--- Start of PAGE TEXT ---

# Newbie Paph Addict here!...



## potteryman (Oct 19, 2007)

Hi folks....am new to paph/phrag orchids, and quickly becoming addicted!...have been growing cymbidiums for yrs here in So CA...now venturing into the world of ladyslippers...have recently purchased some plants on Ebay, along with some nice mottled leaf varieties from a specialty market here in the area (blooming, with new growths that are growing, for 8 bucks a pop..sucha deal!).

Am hoping that you experienced growers can offer me some pointers to keep my small collection growing strong....so far so good here...my growing area is a bathroom that has a large diffused skylight, offering a very good amount of light, along with a reasonable amount of humidity...I've placed a small fan in the room for air circulation, and am watering with distilled water..also using Dyna Grow brand plant food, and flushing the bark/perlite/charcoal growing medium every 3-4 waterings with plain distilled water...

Also am hoping you folks can advise me as to the easier growing/easier to bloom plants....watching a paph grow is like watching paint dry!...

Thanks for any info you are willing to share..glad I stumbled upon your site!..

potteryman....


----------



## NYEric (Oct 19, 2007)

Welcome from NYC! Dont forget fertilizer. Phrag Cape Sunset.-record bloomer.


----------



## Corbin (Oct 19, 2007)

Welcome from Atlanta


----------



## Heather (Oct 19, 2007)

Hello! Glad you found us!


----------



## goldenrose (Oct 19, 2007)

WELCOME potteryman - there are plenty of enablers here!


----------



## Candace (Oct 19, 2007)

Hi and welcome. Be sure to read through past threads to glean some cultural recommendations. There's also a useful search feature at the top of the page where you can search for specific topics.

--- End of PAGE TEXT ---
--- Start of MATERIAL SUPPLIED ---

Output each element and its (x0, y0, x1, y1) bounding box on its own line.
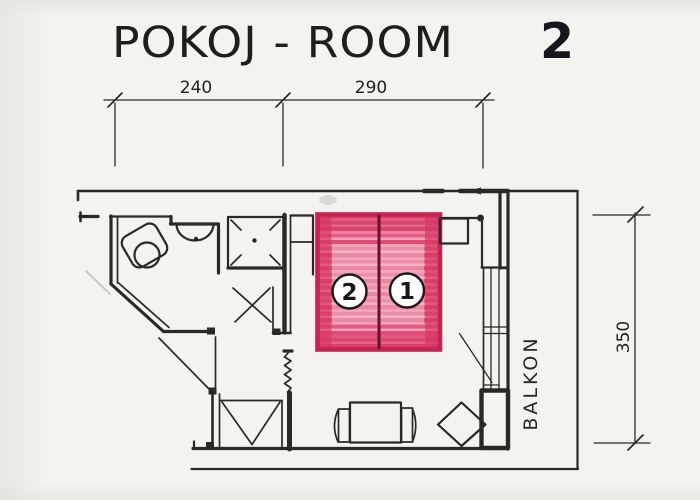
window-pier-top (482, 192, 508, 268)
chair-right (402, 408, 416, 442)
balcony-door-frame (460, 268, 509, 392)
partition-wall-middle (285, 215, 291, 333)
bed-2-number: 2 (341, 280, 357, 306)
scanned-floorplan-sheet: POKOJ - ROOM 2 240 290 350 (0, 0, 700, 500)
wardrobe-fixture (220, 401, 282, 448)
double-bed: 2 1 (318, 215, 441, 350)
dim-label-350: 350 (614, 321, 634, 353)
dim-label-240: 240 (180, 78, 212, 98)
dim-label-290: 290 (355, 78, 387, 98)
door-jamb (206, 442, 214, 449)
toilet-fixture (119, 221, 170, 271)
bathroom-wall-left (111, 216, 118, 284)
scan-pencil-stray (86, 271, 110, 294)
bed-1-badge: 1 (390, 274, 424, 308)
nightstand-left (291, 216, 314, 275)
zigzag-symbol (284, 351, 292, 392)
scan-smudge (319, 195, 337, 205)
wall-arrow-mark (469, 188, 481, 195)
door-jamb (273, 329, 281, 336)
balcony-door-swing (460, 334, 493, 383)
balcony-label: BALKON (520, 335, 542, 430)
wall-stub-entry (213, 394, 220, 448)
nightstand-right (440, 219, 468, 244)
sink-fixture (171, 224, 219, 273)
chair-diamond (438, 403, 486, 447)
window-pier-bottom (482, 391, 509, 449)
entry-door-swing (159, 338, 209, 389)
dimension-top: 240 290 (104, 78, 494, 168)
table-fixture (350, 403, 401, 443)
entry-door (159, 337, 217, 395)
door-jamb (207, 328, 215, 335)
bathroom-wall-angled (111, 283, 169, 332)
bed-2-badge: 2 (333, 275, 367, 309)
floorplan-drawing: POKOJ - ROOM 2 240 290 350 (0, 0, 700, 500)
dimension-right: 350 (593, 207, 650, 450)
bathroom-wall-bottom (164, 287, 291, 335)
shower-door-cross (233, 288, 271, 322)
shower-fixture (228, 217, 284, 268)
bed-1-number: 1 (399, 279, 415, 305)
room-number: 2 (540, 13, 574, 70)
plan-title: POKOJ - ROOM (112, 18, 454, 68)
chair-left (335, 409, 350, 442)
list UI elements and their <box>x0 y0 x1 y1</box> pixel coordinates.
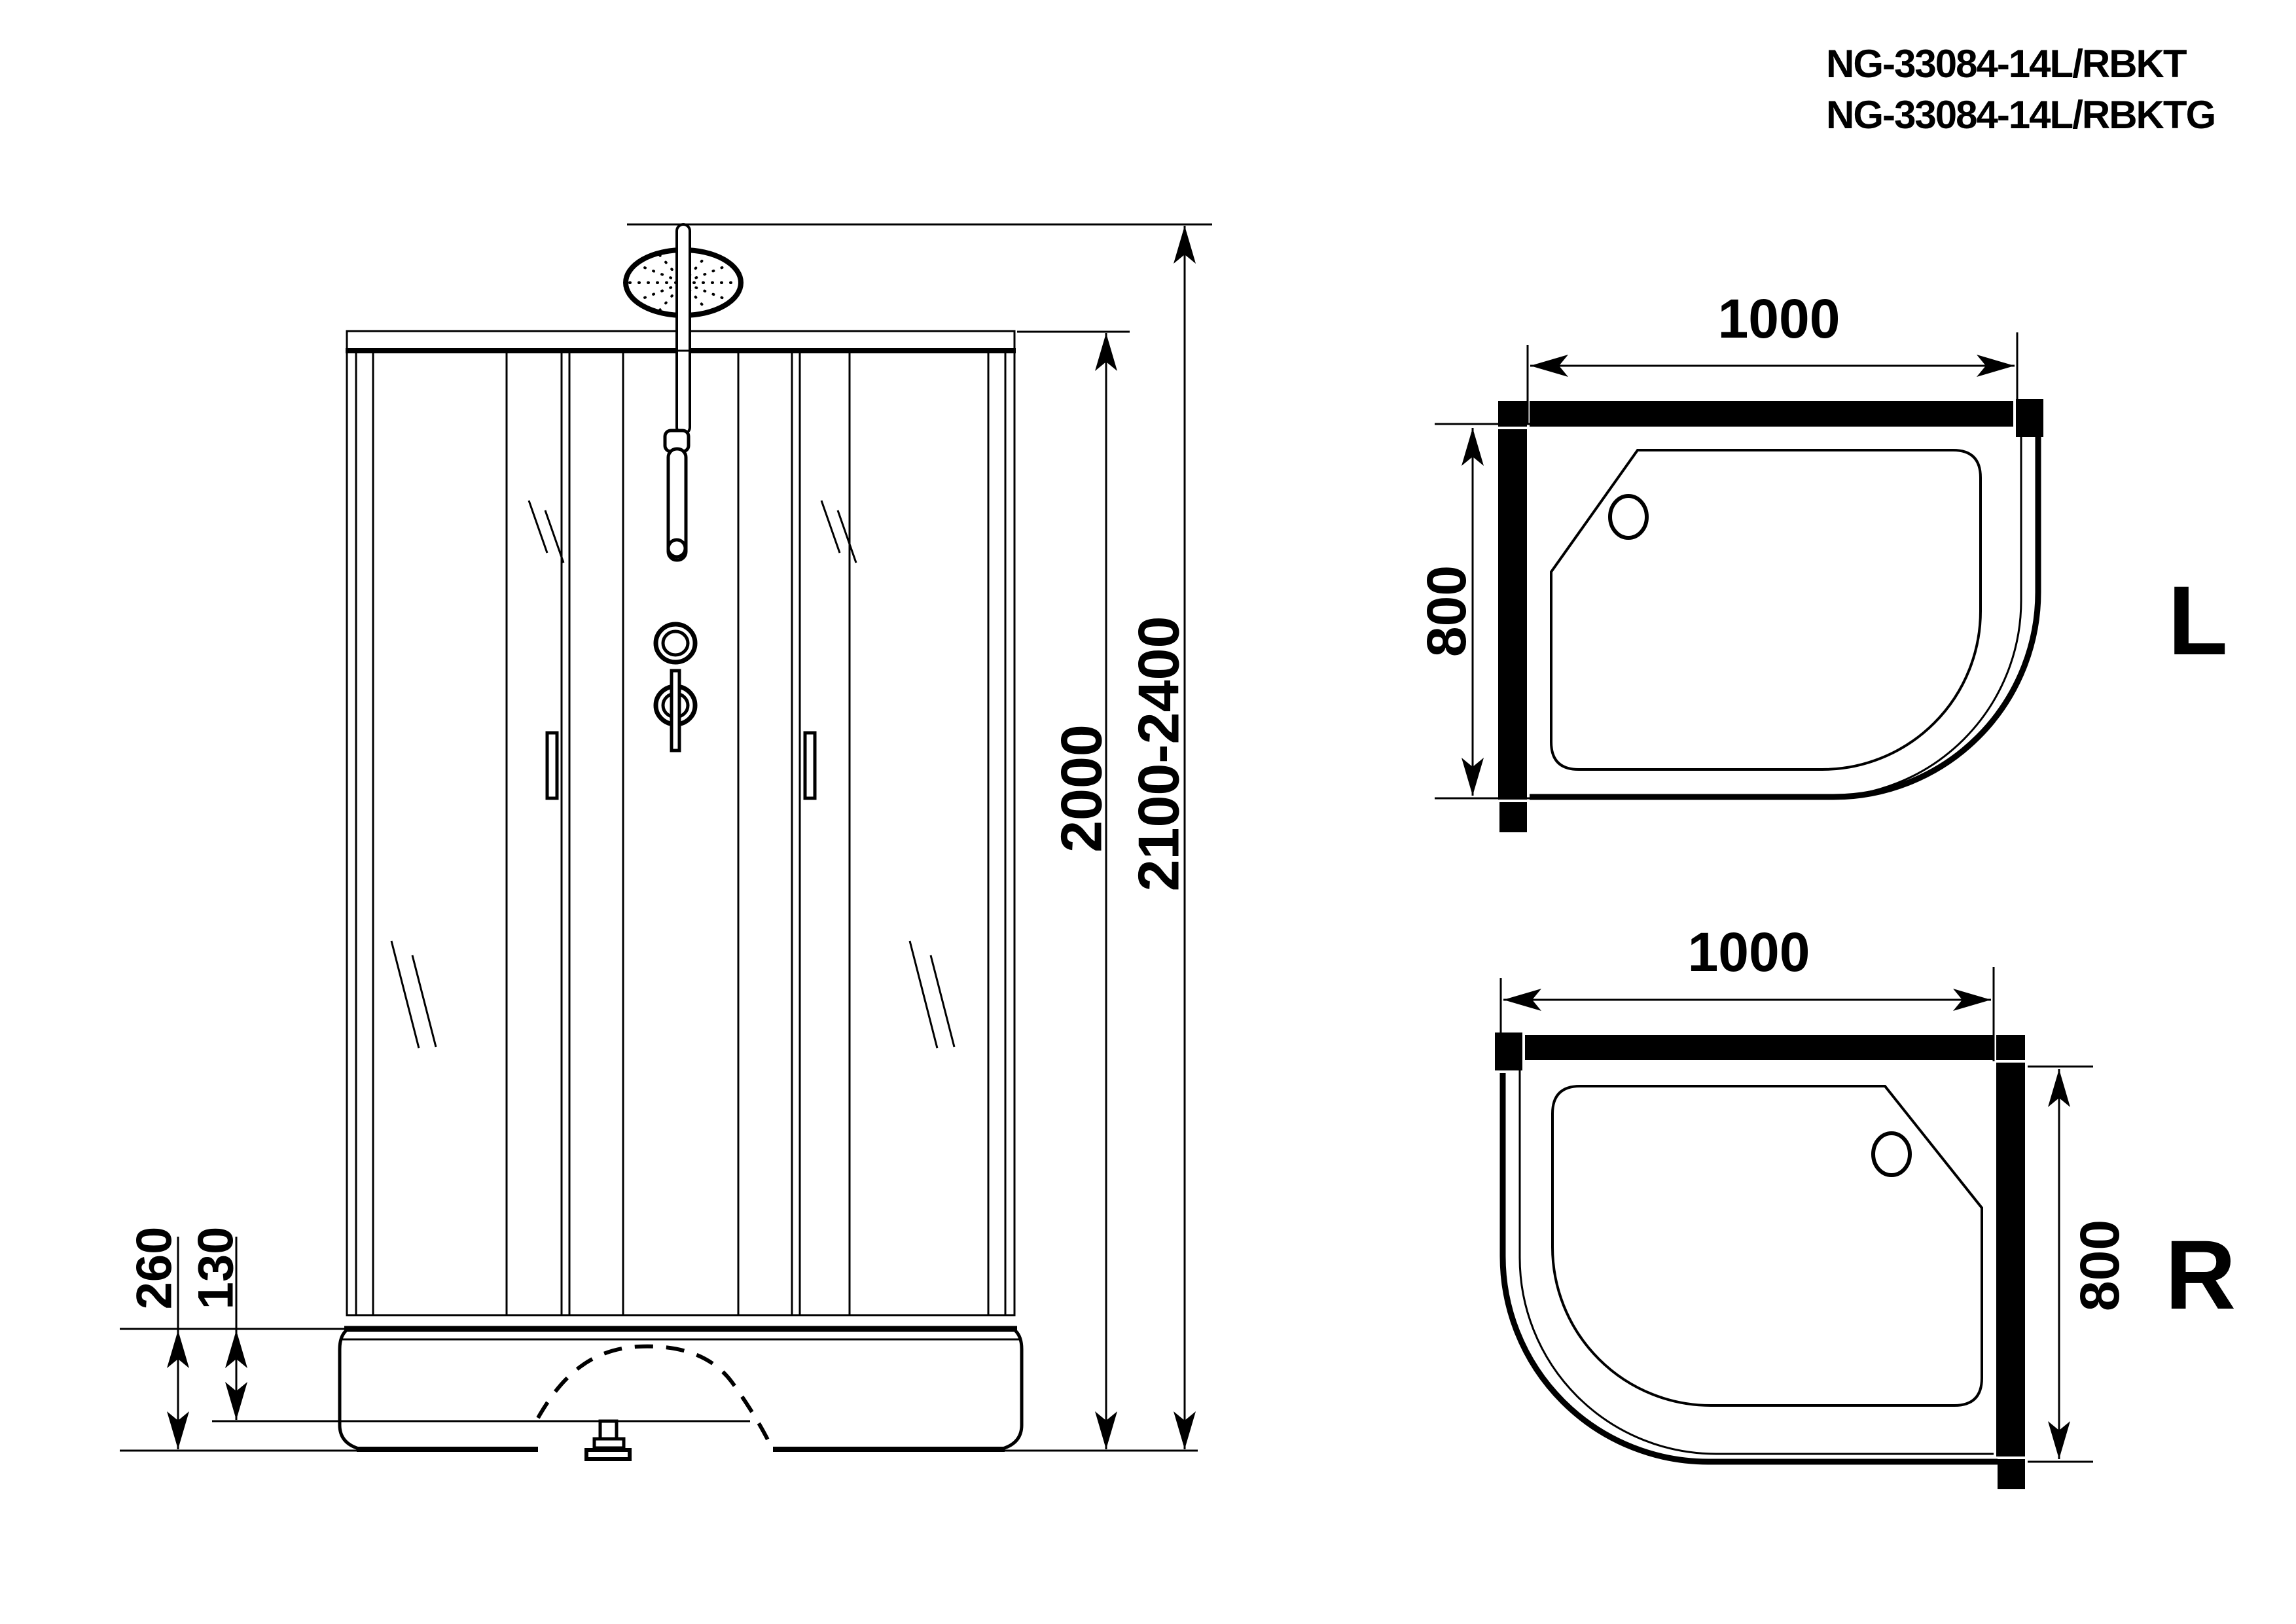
dimension-label-1000: 1000 <box>1718 288 1840 349</box>
side-wall-bar <box>1498 429 1527 800</box>
dimension-label-260: 260 <box>127 1227 183 1310</box>
tray-right-profile <box>1003 1329 1022 1449</box>
dimension-tray-step: 130 <box>188 1227 248 1420</box>
foot-stem <box>600 1421 617 1439</box>
shower-tray <box>212 1329 1022 1459</box>
glass-shine-marks <box>391 501 954 1048</box>
dimension-plan-depth: 800 <box>2028 1067 2130 1462</box>
shine-mark <box>838 510 856 563</box>
door-handle-left <box>547 733 557 798</box>
shower-cabin-technical-drawing: 260 130 2000 2100-2400 <box>0 0 2296 1624</box>
drain-circle <box>1873 1133 1910 1175</box>
tray-bowl-outline <box>1552 1086 1982 1405</box>
adjustable-foot <box>586 1421 630 1459</box>
mixer-controls <box>656 624 695 750</box>
drawing-sheet: 260 130 2000 2100-2400 <box>0 0 2296 1624</box>
shine-mark <box>529 501 547 553</box>
shine-mark <box>821 501 840 553</box>
side-wall-bar <box>1996 1063 2025 1456</box>
glass-end-post <box>1998 1459 2025 1489</box>
dimension-label-1000: 1000 <box>1688 921 1810 983</box>
foot-upper-plate <box>594 1439 624 1448</box>
dimension-tray-height: 260 <box>127 1227 190 1449</box>
shine-mark <box>391 941 419 1048</box>
glass-corner-post <box>1495 1033 1522 1070</box>
curved-glass-front <box>1503 1073 1998 1462</box>
glass-corner-post <box>2016 399 2043 437</box>
mixer-knob-upper-inner <box>663 631 688 655</box>
drain-circle <box>1610 496 1647 538</box>
dimension-inner-height: 2000 <box>1049 333 1118 1449</box>
variant-letter-R: R <box>2165 1220 2236 1330</box>
front-elevation-view: 260 130 2000 2100-2400 <box>120 224 1212 1459</box>
tray-rim-outline <box>1520 1063 1994 1454</box>
cutaway-dashed-line <box>538 1347 772 1448</box>
plan-view-left-version: 1000 800 L <box>1416 288 2228 832</box>
model-number-line2: NG-33084-14L/RBKTG <box>1826 93 2215 137</box>
foot-base-plate <box>586 1450 630 1459</box>
dimension-label-800: 800 <box>1416 565 1477 657</box>
door-handle-right <box>805 733 815 798</box>
shower-riser-pole <box>677 224 690 434</box>
dimension-label-2000: 2000 <box>1049 724 1114 853</box>
shine-mark <box>910 941 937 1048</box>
dimension-label-2100-2400: 2100-2400 <box>1126 616 1191 892</box>
model-number-line1: NG-33084-14L/RBKT <box>1826 42 2187 86</box>
back-wall-bar <box>1530 401 2013 427</box>
dimension-label-130: 130 <box>188 1227 244 1310</box>
glass-end-post <box>1499 802 1527 832</box>
wall-corner-block <box>1996 1035 2025 1060</box>
dimension-label-800: 800 <box>2069 1220 2130 1311</box>
plan-view-right-version: 1000 800 R <box>1495 921 2236 1489</box>
mixer-lever <box>672 671 679 750</box>
model-title-block: NG-33084-14L/RBKT NG-33084-14L/RBKTG <box>1826 42 2215 137</box>
variant-letter-L: L <box>2168 565 2228 675</box>
curved-glass-front <box>1530 437 2038 797</box>
tray-left-profile <box>340 1329 359 1449</box>
tray-rim-outline <box>1530 427 2021 797</box>
wall-corner-block <box>1498 401 1527 427</box>
dimension-overall-height: 2100-2400 <box>1126 226 1196 1449</box>
tray-bowl-outline <box>1551 450 1981 769</box>
back-wall-bar <box>1525 1035 1994 1060</box>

--- End of MATERIAL SUPPLIED ---

_CHALLENGES_
1) Answer these about the forum thread:
(a) What kind of water does potteryman use for watering?
(b) Which city does Corbin send his welcome from?
(c) Which plant does NYEric name as a record bloomer?
2) Reproduce the forum thread, starting with "Thanks for any" and going on through "Cape Sunset.-record bloomer.".
The data has no connection to the forum thread.

_REPLIES_
1)
(a) Distilled water.
(b) Atlanta.
(c) Phrag Cape Sunset.

2)
Thanks for any info you are willing to share..glad I stumbled upon your site!..

potteryman....


----------



## NYEric (Oct 19, 2007)

Welcome from NYC! Dont forget fertilizer. Phrag Cape Sunset.-record bloomer.